# What you should do
Below is a set of records. Repeat all of them exactly.

# Start of Data for this exercise

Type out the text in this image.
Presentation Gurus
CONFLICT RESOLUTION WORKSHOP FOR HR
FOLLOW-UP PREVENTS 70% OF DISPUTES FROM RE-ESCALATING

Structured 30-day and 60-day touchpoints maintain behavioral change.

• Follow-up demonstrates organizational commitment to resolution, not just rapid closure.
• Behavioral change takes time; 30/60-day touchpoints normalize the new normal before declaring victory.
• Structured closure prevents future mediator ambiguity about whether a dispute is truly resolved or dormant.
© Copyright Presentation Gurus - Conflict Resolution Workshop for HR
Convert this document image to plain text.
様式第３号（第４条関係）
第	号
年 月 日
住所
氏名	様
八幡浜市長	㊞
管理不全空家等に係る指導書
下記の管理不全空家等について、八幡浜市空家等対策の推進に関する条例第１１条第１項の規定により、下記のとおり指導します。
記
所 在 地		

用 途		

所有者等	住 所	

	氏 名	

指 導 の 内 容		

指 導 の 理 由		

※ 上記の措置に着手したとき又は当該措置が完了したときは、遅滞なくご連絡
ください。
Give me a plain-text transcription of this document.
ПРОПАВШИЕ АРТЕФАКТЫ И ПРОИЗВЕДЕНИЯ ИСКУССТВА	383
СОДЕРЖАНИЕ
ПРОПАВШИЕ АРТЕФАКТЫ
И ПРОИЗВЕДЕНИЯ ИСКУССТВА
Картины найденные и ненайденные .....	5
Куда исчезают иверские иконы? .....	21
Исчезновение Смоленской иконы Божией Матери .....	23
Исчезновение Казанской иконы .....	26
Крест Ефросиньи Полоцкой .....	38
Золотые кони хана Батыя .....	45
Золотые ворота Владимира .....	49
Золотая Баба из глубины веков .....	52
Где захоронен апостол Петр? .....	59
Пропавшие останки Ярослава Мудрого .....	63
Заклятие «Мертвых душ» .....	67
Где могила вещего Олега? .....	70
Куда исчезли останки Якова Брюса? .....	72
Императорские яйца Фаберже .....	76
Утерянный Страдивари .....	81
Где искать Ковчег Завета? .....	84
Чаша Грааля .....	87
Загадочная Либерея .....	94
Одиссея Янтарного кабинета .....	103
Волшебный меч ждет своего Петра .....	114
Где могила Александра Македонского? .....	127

# End of Data for this exercise

# Finished task
Type out the text in this image.
Presentation Gurus
CONFLICT RESOLUTION WORKSHOP FOR HR
FOLLOW-UP PREVENTS 70% OF DISPUTES FROM RE-ESCALATING

Structured 30-day and 60-day touchpoints maintain behavioral change.

• Follow-up demonstrates organizational commitment to resolution, not just rapid closure.
• Behavioral change takes time; 30/60-day touchpoints normalize the new normal before declaring victory.
• Structured closure prevents future mediator ambiguity about whether a dispute is truly resolved or dormant.
© Copyright Presentation Gurus - Conflict Resolution Workshop for HR
Convert this document image to plain text.
様式第３号（第４条関係）
第	号
年 月 日
住所
氏名	様
八幡浜市長	㊞
管理不全空家等に係る指導書
下記の管理不全空家等について、八幡浜市空家等対策の推進に関する条例第１１条第１項の規定により、下記のとおり指導します。
記
所 在 地		

用 途		

所有者等	住 所	

	氏 名	

指 導 の 内 容		

指 導 の 理 由		

※ 上記の措置に着手したとき又は当該措置が完了したときは、遅滞なくご連絡
ください。
Give me a plain-text transcription of this document.
ПРОПАВШИЕ АРТЕФАКТЫ И ПРОИЗВЕДЕНИЯ ИСКУССТВА	383
СОДЕРЖАНИЕ
ПРОПАВШИЕ АРТЕФАКТЫ
И ПРОИЗВЕДЕНИЯ ИСКУССТВА
Картины найденные и ненайденные .....	5
Куда исчезают иверские иконы? .....	21
Исчезновение Смоленской иконы Божией Матери .....	23
Исчезновение Казанской иконы .....	26
Крест Ефросиньи Полоцкой .....	38
Золотые кони хана Батыя .....	45
Золотые ворота Владимира .....	49
Золотая Баба из глубины веков .....	52
Где захоронен апостол Петр? .....	59
Пропавшие останки Ярослава Мудрого .....	63
Заклятие «Мертвых душ» .....	67
Где могила вещего Олега? .....	70
Куда исчезли останки Якова Брюса? .....	72
Императорские яйца Фаберже .....	76
Утерянный Страдивари .....	81
Где искать Ковчег Завета? .....	84
Чаша Грааля .....	87
Загадочная Либерея .....	94
Одиссея Янтарного кабинета .....	103
Волшебный меч ждет своего Петра .....	114
Где могила Александра Македонского? .....	127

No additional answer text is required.